--- Brief ---
Each record needs to be echoed exactly; can you do that?

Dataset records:
* * * *

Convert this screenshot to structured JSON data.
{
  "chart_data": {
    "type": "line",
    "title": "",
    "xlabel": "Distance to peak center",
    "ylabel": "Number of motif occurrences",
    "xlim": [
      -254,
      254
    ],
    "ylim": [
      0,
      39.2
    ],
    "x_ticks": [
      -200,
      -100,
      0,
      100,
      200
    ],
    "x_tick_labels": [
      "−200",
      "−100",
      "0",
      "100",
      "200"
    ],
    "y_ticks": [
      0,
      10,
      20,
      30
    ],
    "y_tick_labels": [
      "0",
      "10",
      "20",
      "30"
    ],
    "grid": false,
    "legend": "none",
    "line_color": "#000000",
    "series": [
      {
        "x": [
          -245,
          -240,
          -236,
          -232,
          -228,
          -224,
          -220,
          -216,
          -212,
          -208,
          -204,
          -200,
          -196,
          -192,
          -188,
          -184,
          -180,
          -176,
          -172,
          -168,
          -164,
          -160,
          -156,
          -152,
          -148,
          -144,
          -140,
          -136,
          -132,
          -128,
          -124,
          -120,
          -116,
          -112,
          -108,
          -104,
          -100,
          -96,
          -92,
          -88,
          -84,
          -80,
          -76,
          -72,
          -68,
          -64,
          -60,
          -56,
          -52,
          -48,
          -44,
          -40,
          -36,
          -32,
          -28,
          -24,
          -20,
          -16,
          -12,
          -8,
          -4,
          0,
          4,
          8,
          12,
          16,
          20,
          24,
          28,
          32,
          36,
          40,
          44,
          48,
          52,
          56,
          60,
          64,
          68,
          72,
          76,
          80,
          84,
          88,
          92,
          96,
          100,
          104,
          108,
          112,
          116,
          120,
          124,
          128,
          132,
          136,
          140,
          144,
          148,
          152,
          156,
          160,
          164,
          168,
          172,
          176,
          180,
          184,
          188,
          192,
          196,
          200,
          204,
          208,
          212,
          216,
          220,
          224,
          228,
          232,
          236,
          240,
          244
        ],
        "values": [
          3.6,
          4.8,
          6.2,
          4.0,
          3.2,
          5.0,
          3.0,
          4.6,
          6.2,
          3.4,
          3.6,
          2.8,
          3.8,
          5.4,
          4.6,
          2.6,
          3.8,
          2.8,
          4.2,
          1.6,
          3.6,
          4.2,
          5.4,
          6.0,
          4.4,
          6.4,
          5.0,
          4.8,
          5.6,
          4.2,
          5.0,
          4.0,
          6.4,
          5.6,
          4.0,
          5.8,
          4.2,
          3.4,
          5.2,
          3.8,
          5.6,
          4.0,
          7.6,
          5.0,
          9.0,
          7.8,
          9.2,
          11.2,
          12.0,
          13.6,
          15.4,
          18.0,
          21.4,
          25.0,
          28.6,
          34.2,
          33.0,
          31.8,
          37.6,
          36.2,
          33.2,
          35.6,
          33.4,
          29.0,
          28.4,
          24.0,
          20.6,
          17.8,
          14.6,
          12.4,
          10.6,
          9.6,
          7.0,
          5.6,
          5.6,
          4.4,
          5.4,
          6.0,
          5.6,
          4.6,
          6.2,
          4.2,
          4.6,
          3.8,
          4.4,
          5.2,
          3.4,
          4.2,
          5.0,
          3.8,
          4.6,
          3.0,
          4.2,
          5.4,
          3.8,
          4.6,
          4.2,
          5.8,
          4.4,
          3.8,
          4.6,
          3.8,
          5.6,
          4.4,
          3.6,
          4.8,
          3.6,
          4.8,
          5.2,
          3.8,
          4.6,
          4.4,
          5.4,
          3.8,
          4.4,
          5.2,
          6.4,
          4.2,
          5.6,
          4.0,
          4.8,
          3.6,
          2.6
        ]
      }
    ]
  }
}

* * * *

--- Expected output ---
Convert this screenshot to structured JSON data.
{
  "chart_data": {
    "type": "line",
    "title": "",
    "xlabel": "Distance to peak center",
    "ylabel": "Number of motif occurrences",
    "xlim": [
      -254,
      254
    ],
    "ylim": [
      0,
      39.2
    ],
    "x_ticks": [
      -200,
      -100,
      0,
      100,
      200
    ],
    "x_tick_labels": [
      "−200",
      "−100",
      "0",
      "100",
      "200"
    ],
    "y_ticks": [
      0,
      10,
      20,
      30
    ],
    "y_tick_labels": [
      "0",
      "10",
      "20",
      "30"
    ],
    "grid": false,
    "legend": "none",
    "line_color": "#000000",
    "series": [
      {
        "x": [
          -245,
          -240,
          -236,
          -232,
          -228,
          -224,
          -220,
          -216,
          -212,
          -208,
          -204,
          -200,
          -196,
          -192,
          -188,
          -184,
          -180,
          -176,
          -172,
          -168,
          -164,
          -160,
          -156,
          -152,
          -148,
          -144,
          -140,
          -136,
          -132,
          -128,
          -124,
          -120,
          -116,
          -112,
          -108,
          -104,
          -100,
          -96,
          -92,
          -88,
          -84,
          -80,
          -76,
          -72,
          -68,
          -64,
          -60,
          -56,
          -52,
          -48,
          -44,
          -40,
          -36,
          -32,
          -28,
          -24,
          -20,
          -16,
          -12,
          -8,
          -4,
          0,
          4,
          8,
          12,
          16,
          20,
          24,
          28,
          32,
          36,
          40,
          44,
          48,
          52,
          56,
          60,
          64,
          68,
          72,
          76,
          80,
          84,
          88,
          92,
          96,
          100,
          104,
          108,
          112,
          116,
          120,
          124,
          128,
          132,
          136,
          140,
          144,
          148,
          152,
          156,
          160,
          164,
          168,
          172,
          176,
          180,
          184,
          188,
          192,
          196,
          200,
          204,
          208,
          212,
          216,
          220,
          224,
          228,
          232,
          236,
          240,
          244
        ],
        "values": [
          3.6,
          4.8,
          6.2,
          4.0,
          3.2,
          5.0,
          3.0,
          4.6,
          6.2,
          3.4,
          3.6,
          2.8,
          3.8,
          5.4,
          4.6,
          2.6,
          3.8,
          2.8,
          4.2,
          1.6,
          3.6,
          4.2,
          5.4,
          6.0,
          4.4,
          6.4,
          5.0,
          4.8,
          5.6,
          4.2,
          5.0,
          4.0,
          6.4,
          5.6,
          4.0,
          5.8,
          4.2,
          3.4,
          5.2,
          3.8,
          5.6,
          4.0,
          7.6,
          5.0,
          9.0,
          7.8,
          9.2,
          11.2,
          12.0,
          13.6,
          15.4,
          18.0,
          21.4,
          25.0,
          28.6,
          34.2,
          33.0,
          31.8,
          37.6,
          36.2,
          33.2,
          35.6,
          33.4,
          29.0,
          28.4,
          24.0,
          20.6,
          17.8,
          14.6,
          12.4,
          10.6,
          9.6,
          7.0,
          5.6,
          5.6,
          4.4,
          5.4,
          6.0,
          5.6,
          4.6,
          6.2,
          4.2,
          4.6,
          3.8,
          4.4,
          5.2,
          3.4,
          4.2,
          5.0,
          3.8,
          4.6,
          3.0,
          4.2,
          5.4,
          3.8,
          4.6,
          4.2,
          5.8,
          4.4,
          3.8,
          4.6,
          3.8,
          5.6,
          4.4,
          3.6,
          4.8,
          3.6,
          4.8,
          5.2,
          3.8,
          4.6,
          4.4,
          5.4,
          3.8,
          4.4,
          5.2,
          6.4,
          4.2,
          5.6,
          4.0,
          4.8,
          3.6,
          2.6
        ]
      }
    ]
  }
}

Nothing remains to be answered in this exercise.